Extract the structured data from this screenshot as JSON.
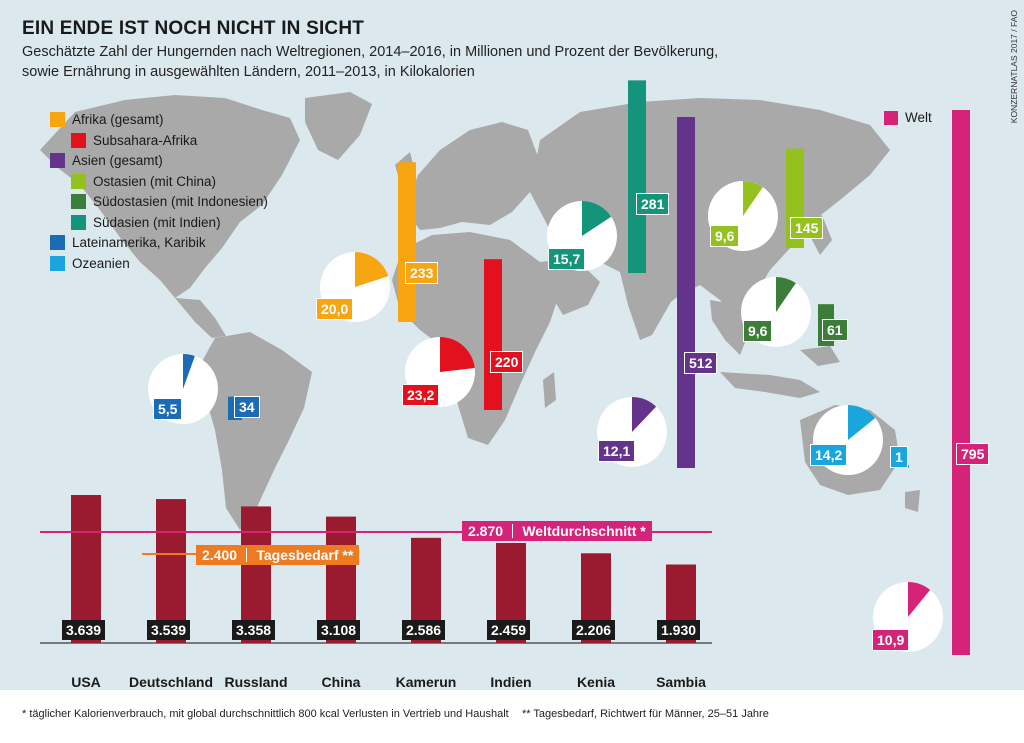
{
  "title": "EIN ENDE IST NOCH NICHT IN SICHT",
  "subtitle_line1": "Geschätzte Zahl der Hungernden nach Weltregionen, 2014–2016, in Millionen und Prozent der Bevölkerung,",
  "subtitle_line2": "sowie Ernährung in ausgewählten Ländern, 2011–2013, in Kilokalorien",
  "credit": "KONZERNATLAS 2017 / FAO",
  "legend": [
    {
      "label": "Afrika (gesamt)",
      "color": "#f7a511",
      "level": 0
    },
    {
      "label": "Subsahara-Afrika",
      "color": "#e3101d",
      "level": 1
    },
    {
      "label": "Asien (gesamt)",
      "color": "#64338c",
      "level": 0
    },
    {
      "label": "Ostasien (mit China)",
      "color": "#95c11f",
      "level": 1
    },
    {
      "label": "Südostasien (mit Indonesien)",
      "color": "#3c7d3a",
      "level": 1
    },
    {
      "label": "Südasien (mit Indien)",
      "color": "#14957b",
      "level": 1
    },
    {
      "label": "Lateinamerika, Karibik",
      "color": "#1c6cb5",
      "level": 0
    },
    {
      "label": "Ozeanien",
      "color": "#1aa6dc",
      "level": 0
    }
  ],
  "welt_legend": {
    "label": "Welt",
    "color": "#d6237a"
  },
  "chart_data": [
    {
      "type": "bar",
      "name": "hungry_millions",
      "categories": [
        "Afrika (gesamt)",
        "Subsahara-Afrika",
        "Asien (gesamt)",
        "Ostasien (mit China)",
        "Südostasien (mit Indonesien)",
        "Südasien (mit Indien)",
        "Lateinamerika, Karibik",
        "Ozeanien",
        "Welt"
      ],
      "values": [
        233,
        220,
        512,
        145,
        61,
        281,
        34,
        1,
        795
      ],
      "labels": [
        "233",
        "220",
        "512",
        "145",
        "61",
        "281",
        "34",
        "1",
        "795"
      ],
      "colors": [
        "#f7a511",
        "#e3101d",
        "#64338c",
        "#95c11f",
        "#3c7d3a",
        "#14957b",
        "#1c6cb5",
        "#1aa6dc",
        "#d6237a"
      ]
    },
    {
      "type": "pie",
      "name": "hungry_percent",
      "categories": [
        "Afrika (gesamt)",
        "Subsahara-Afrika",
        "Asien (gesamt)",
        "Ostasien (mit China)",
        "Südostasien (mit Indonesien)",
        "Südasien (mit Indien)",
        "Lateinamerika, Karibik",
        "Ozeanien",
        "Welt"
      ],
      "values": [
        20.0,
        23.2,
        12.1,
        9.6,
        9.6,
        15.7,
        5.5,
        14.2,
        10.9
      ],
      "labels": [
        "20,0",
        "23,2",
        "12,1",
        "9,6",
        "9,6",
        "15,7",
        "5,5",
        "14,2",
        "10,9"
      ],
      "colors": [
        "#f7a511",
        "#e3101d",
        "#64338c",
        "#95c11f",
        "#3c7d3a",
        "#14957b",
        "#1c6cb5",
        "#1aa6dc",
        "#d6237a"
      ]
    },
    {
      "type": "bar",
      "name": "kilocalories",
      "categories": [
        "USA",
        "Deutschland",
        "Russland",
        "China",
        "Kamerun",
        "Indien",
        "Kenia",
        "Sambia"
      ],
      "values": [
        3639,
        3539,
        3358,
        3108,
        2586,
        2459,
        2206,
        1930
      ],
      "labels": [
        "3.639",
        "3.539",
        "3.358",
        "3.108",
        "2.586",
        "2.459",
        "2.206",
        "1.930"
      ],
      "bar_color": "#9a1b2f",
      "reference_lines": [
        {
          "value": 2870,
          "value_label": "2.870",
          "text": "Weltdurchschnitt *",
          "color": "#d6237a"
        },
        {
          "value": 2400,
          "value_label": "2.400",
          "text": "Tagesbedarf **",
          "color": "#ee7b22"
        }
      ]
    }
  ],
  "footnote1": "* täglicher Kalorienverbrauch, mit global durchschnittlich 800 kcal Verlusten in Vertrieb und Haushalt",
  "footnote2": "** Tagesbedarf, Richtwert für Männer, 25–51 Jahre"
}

* * * * * * *

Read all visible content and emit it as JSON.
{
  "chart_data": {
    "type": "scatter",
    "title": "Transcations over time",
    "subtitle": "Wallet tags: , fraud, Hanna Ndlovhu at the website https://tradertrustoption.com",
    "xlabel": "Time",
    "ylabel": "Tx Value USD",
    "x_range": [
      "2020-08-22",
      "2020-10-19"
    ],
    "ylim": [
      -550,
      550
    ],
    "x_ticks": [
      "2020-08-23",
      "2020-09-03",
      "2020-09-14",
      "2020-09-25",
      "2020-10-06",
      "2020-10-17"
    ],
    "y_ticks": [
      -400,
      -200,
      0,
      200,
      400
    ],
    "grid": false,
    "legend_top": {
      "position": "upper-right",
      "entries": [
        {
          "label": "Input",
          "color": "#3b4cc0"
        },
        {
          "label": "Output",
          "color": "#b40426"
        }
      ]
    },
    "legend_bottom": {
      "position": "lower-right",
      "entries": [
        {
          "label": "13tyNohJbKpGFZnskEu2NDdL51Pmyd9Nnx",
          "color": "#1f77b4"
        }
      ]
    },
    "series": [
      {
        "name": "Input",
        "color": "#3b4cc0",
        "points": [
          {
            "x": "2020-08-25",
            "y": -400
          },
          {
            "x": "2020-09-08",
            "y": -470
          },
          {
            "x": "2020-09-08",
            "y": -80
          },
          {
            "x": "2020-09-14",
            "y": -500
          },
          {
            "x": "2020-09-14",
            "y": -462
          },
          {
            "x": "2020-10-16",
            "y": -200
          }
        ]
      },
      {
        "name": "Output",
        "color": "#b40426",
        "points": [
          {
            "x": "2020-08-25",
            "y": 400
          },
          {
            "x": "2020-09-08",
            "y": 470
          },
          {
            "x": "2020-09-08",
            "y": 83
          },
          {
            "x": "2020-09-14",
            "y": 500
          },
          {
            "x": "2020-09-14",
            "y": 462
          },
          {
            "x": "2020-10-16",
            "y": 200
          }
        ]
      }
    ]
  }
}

* * * * * * *

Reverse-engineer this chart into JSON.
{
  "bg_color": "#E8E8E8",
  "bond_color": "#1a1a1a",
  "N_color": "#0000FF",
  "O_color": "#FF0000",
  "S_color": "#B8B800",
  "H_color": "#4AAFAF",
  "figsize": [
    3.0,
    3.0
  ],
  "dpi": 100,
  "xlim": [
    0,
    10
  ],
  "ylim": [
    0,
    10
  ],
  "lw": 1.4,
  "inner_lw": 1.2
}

* * * * * * *

Exercise brief
Read the entries and select each line where the word "this" is found.

Written response
Extract the structured data from this screenshot as JSON.
Reverse-engineer this chart into JSON.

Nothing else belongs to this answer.